:: RAW RECORDS

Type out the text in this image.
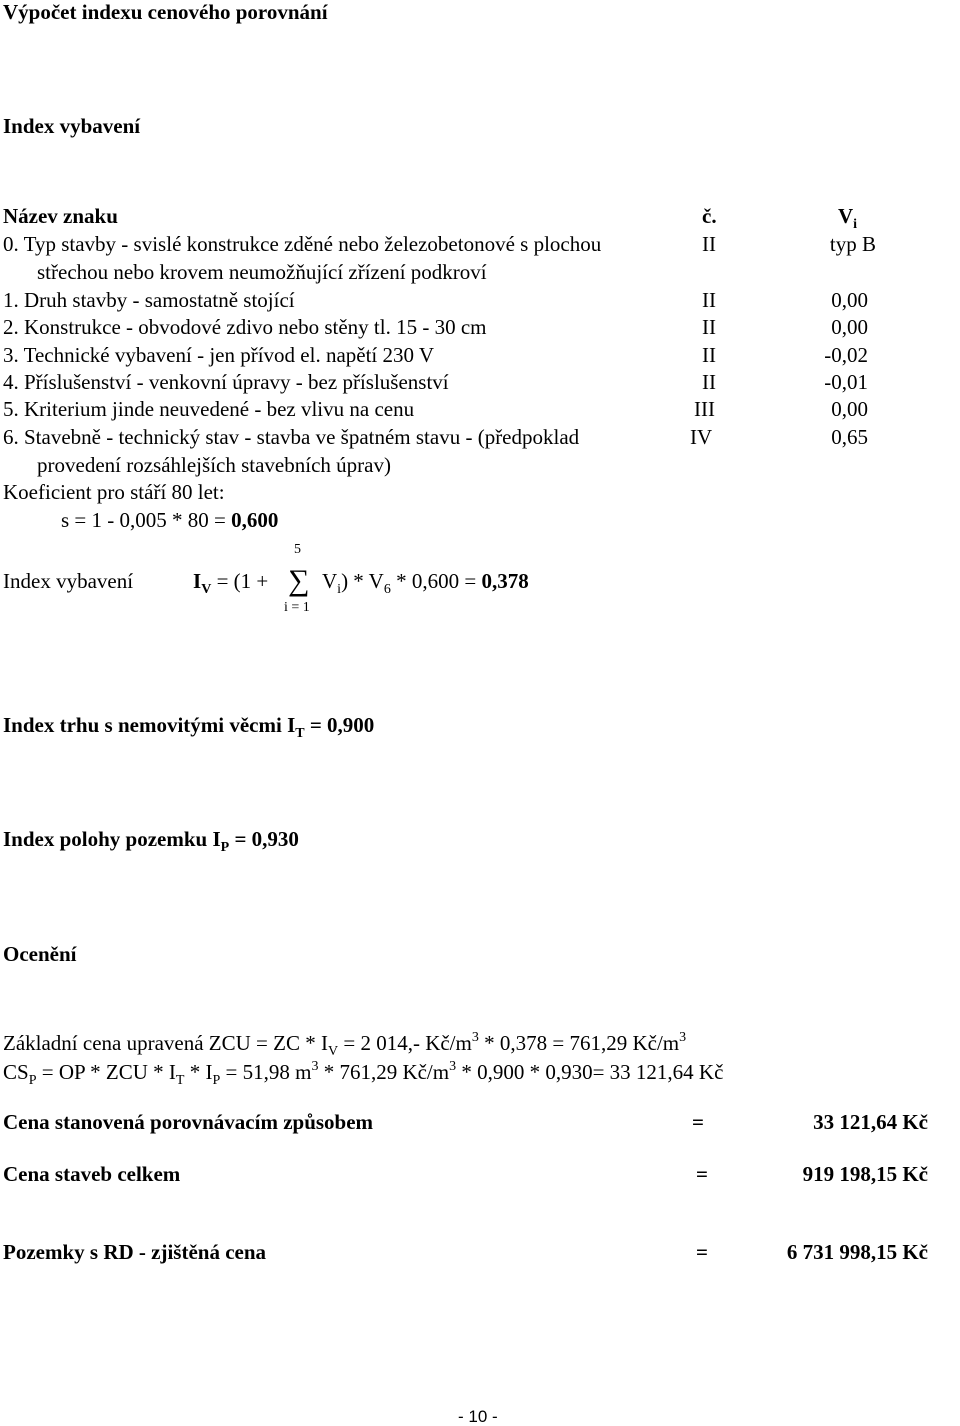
Výpočet indexu cenového porovnání
Index vybavení
Název znaku	č.	$V_i$
0. Typ stavby - svislé konstrukce zděné nebo železobetonové s plochou
střechou nebo krovem neumožňující zřízení podkroví
II	typ B
1. Druh stavby - samostatně stojící	II	0,00
2. Konstrukce - obvodové zdivo nebo stěny tl. 15 - 30 cm	II	0,00
3. Technické vybavení - jen přívod el. napětí 230 V	II	-0,02
4. Příslušenství - venkovní úpravy - bez příslušenství	II	-0,01
5. Kriterium jinde neuvedené - bez vlivu na cenu	III	0,00
6. Stavebně - technický stav - stavba ve špatném stavu - (předpoklad
provedení rozsáhlejších stavebních úprav)
IV	0,65
Koeficient pro stáří 80 let:
s = 1 - 0,005 * 80 = 0,600
Index vybavení
5
∑
i = 1
$I_V = (1$ +	$V_i) * V_6 * 0,600 = 0,378$
Index trhu s nemovitými věcmi $I_T = 0,900$
Index polohy pozemku $I_P = 0,930$
Ocenění
Základní cena upravená ZCU = ZC * $I_V = 2$ 014,- $Kč/m^3 * 0,378 = 761,29$ $Kč/m^3$
$CS_P$ = OP * ZCU * $I_T * I_P = 51,98$ $m^3 * 761,29$ $Kč/m^3 * 0,900 * 0,930= 33$ 121,64 Kč
Cena stanovená porovnávacím způsobem	=	33 121,64 Kč
Cena staveb celkem	=	919 198,15 Kč
Pozemky s RD - zjištěná cena	=	6 731 998,15 Kč
- 10 -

::::

| YOUR GOAL |
Pull out all lines containing the word "stavby" from the entries above.

| RESULT OF THE TASK |
0. Typ stavby - svislé konstrukce zděné nebo železobetonové s plochou
1. Druh stavby - samostatně stojící	II	0,00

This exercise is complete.